- **EXERCISE TASK**:
For each line below that includes the word "JSON", make a copy.

- **THE DATA**:
* Start *

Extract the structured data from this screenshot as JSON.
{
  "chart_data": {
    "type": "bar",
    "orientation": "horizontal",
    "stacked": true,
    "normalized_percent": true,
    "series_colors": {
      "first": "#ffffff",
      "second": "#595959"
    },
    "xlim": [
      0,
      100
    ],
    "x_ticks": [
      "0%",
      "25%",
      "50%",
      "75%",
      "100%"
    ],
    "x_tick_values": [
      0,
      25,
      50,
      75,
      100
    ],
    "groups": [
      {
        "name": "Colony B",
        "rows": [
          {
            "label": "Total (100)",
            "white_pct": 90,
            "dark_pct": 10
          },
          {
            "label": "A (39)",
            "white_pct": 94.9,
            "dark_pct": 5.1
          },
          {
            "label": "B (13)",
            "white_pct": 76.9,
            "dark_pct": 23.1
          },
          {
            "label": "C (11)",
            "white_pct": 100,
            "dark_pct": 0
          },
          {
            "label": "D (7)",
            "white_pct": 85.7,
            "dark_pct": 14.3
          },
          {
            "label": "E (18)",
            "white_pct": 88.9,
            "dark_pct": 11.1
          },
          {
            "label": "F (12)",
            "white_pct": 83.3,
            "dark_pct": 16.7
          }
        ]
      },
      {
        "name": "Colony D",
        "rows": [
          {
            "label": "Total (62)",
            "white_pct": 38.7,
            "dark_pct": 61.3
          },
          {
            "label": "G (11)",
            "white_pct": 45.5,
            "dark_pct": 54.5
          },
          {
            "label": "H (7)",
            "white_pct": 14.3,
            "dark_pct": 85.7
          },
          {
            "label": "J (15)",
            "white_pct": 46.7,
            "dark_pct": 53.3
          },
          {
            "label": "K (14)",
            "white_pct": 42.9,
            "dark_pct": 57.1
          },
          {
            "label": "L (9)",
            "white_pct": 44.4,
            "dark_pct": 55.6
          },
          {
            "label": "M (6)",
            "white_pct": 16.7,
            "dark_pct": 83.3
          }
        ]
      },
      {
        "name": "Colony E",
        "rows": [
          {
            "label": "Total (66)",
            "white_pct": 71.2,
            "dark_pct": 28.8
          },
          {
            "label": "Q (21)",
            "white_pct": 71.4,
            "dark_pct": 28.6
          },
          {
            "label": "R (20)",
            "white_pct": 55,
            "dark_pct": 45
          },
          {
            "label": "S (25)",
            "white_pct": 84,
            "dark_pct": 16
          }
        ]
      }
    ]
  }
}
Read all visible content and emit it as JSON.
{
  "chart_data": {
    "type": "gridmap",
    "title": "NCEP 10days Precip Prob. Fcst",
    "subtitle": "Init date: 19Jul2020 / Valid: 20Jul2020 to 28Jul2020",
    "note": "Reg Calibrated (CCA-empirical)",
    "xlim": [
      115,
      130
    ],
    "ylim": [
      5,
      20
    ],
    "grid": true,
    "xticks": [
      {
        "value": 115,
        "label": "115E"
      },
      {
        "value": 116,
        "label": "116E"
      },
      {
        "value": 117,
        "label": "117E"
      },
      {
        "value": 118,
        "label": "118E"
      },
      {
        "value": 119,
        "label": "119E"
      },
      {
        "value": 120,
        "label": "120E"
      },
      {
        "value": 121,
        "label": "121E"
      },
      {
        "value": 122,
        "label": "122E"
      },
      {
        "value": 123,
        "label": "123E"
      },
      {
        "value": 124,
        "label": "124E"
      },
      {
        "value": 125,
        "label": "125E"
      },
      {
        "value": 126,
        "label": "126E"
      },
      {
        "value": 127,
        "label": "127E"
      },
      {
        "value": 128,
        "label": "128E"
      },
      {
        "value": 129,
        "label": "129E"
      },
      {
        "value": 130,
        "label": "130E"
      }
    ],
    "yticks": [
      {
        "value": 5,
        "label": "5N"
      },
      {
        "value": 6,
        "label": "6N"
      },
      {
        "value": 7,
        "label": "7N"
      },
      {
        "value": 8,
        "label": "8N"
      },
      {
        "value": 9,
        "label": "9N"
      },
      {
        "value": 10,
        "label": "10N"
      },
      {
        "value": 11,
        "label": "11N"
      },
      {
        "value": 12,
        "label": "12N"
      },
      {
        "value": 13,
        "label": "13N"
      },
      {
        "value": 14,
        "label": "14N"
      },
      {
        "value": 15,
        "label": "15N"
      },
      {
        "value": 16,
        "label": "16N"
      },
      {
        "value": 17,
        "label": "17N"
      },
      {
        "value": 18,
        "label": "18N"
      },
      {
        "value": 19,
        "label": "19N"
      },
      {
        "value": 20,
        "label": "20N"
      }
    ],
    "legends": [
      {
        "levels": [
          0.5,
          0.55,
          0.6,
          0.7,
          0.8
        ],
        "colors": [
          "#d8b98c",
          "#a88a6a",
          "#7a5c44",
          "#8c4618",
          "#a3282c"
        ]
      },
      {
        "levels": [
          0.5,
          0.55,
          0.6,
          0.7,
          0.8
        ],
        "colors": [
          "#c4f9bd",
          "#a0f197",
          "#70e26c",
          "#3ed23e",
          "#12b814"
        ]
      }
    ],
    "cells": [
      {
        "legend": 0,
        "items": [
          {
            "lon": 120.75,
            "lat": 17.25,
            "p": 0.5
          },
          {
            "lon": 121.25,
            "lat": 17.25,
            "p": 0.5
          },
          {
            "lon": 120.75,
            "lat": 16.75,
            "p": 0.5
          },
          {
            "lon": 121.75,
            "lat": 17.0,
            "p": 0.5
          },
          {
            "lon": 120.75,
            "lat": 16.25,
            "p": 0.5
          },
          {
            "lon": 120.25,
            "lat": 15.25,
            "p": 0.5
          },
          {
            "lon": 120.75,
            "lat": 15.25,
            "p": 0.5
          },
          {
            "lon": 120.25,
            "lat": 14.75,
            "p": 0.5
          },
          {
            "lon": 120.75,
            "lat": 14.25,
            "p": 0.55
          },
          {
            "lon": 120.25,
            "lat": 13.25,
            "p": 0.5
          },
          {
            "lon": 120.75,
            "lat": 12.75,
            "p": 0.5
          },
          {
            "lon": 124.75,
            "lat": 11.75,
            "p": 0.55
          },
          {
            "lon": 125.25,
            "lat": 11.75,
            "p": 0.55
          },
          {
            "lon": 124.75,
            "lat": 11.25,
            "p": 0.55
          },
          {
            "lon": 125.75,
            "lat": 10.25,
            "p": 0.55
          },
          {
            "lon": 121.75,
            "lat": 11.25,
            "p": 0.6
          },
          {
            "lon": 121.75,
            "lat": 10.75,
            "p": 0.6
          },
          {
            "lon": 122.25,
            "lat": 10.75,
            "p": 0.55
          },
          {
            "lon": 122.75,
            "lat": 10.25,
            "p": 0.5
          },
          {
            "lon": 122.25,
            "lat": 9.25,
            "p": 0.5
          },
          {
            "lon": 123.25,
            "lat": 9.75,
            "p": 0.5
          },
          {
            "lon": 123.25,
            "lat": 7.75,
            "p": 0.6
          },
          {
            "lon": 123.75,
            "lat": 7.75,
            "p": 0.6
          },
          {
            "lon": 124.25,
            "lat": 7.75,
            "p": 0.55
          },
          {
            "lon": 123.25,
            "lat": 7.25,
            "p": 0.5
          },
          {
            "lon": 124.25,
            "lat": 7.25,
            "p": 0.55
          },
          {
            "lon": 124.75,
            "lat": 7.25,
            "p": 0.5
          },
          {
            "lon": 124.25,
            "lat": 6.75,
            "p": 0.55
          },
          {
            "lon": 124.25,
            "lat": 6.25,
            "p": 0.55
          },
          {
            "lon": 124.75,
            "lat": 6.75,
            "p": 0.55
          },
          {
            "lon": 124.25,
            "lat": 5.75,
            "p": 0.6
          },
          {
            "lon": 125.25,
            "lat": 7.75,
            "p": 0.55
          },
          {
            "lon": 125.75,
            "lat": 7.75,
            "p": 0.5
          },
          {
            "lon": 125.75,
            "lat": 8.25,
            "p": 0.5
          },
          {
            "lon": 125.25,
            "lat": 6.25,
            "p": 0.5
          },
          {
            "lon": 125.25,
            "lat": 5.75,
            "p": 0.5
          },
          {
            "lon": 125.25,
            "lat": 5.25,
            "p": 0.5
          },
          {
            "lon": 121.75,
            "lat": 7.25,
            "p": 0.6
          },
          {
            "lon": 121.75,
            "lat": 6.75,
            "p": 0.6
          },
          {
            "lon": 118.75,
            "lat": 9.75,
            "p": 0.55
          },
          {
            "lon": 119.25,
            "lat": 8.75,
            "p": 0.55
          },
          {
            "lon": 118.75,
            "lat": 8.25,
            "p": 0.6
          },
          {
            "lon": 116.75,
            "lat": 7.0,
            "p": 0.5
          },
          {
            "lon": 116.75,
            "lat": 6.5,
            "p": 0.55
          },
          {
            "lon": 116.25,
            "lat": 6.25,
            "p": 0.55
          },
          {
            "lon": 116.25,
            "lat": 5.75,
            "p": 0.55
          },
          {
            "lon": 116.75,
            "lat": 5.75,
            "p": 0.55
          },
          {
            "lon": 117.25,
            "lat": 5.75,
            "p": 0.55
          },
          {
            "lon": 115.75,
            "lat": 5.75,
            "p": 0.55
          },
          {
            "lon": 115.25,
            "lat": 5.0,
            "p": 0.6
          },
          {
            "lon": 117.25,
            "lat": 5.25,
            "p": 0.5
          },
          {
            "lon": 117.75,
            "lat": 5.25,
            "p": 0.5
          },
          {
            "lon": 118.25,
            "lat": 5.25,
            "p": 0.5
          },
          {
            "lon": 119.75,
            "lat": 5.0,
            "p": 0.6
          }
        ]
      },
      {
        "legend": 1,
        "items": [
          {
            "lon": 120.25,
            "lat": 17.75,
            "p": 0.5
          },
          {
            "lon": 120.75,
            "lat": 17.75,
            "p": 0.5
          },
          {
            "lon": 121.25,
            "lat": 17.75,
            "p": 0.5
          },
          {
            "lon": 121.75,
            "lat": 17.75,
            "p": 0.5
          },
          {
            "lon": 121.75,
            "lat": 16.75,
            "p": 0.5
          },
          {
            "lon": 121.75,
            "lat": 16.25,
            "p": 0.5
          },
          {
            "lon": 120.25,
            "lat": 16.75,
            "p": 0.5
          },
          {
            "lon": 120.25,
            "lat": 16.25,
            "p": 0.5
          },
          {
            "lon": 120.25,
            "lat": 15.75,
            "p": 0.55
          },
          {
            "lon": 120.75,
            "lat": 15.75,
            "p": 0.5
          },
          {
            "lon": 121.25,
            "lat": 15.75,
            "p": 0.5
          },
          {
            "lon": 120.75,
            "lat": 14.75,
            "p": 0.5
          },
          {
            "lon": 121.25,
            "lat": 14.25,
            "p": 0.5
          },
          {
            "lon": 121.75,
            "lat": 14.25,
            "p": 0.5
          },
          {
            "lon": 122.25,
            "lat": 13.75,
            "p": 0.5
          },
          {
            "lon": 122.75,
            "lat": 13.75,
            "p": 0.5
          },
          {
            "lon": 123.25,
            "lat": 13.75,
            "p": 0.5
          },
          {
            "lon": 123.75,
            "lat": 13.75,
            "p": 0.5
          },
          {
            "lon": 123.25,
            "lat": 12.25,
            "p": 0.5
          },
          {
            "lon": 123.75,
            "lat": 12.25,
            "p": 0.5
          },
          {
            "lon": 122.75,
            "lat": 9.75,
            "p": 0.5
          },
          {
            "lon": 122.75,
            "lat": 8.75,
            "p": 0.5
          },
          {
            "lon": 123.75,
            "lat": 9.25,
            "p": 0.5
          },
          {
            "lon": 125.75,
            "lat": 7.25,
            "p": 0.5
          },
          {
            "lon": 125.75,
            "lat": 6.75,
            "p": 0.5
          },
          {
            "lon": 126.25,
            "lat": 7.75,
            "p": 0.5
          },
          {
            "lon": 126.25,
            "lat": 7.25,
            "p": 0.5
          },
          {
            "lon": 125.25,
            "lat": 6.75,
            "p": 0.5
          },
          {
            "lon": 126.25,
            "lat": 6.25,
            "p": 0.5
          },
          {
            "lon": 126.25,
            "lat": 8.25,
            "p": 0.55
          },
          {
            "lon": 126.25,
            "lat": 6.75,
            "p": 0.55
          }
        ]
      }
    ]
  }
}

* End *

- **OUTPUT FOR THIS EXERCISE**:
Extract the structured data from this screenshot as JSON.
Read all visible content and emit it as JSON.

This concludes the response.